■ What you have to do:
Extract the lines that hold the string "text".

■ Record extracts:
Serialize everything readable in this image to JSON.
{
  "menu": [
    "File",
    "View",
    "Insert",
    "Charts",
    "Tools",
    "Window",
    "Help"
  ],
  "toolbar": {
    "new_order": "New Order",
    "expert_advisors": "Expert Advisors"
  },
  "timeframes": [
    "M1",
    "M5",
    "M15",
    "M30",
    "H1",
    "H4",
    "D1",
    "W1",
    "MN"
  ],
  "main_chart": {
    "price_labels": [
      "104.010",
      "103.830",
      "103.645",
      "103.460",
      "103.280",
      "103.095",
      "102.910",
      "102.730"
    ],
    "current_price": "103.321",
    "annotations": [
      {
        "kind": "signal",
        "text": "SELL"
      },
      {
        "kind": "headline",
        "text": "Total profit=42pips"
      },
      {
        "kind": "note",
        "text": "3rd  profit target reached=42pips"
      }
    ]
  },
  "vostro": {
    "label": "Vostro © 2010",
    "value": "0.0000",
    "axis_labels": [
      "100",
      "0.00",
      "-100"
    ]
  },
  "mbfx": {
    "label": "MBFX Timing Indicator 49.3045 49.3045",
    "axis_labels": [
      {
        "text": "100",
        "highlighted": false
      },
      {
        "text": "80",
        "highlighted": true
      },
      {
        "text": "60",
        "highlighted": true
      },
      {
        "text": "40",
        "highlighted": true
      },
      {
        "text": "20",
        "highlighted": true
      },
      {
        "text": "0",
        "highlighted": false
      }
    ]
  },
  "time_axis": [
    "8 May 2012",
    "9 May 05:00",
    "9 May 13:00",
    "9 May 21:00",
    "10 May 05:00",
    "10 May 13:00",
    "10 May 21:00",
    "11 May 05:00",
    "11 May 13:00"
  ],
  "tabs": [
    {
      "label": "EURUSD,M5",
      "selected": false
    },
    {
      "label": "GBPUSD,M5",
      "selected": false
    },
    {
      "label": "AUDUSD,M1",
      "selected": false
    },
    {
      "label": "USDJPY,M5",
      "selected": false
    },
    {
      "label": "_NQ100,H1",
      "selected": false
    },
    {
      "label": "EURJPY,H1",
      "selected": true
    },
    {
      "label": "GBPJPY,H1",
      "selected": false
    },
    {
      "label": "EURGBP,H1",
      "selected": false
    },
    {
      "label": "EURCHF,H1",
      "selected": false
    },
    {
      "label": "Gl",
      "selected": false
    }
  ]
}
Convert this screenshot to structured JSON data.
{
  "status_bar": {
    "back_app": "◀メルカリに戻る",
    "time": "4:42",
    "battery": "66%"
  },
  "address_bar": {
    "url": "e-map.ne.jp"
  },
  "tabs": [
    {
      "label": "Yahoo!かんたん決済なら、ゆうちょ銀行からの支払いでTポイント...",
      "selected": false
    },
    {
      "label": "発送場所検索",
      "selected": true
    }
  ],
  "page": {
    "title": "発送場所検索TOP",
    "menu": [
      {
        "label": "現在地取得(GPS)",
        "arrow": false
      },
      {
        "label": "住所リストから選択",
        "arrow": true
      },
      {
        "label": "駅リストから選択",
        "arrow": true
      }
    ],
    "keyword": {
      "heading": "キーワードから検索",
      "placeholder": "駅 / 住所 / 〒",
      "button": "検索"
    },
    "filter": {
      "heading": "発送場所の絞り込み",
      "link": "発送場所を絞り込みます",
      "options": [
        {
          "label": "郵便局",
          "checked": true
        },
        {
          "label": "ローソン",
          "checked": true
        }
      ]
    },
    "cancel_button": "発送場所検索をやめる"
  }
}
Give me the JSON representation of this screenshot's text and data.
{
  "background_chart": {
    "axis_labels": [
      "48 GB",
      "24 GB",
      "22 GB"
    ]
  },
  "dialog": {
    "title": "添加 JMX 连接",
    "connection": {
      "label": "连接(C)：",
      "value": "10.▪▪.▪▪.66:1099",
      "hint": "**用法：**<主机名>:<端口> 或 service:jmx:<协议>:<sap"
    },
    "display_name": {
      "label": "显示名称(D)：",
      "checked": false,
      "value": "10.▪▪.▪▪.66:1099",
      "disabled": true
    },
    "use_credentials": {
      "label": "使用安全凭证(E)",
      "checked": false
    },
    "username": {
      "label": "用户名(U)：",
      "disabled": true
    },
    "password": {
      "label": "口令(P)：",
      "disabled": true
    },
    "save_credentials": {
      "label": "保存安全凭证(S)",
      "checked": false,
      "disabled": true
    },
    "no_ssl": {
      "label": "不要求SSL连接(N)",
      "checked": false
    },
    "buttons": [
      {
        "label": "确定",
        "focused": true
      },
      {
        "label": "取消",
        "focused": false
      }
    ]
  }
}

■ The answer:
        "text": "SELL"
        "text": "Total profit=42pips"
        "text": "3rd  profit target reached=42pips"
        "text": "100",
        "text": "80",
        "text": "60",
        "text": "40",
        "text": "20",
        "text": "0",
Give me the JSON representation of this screenshot's text and data.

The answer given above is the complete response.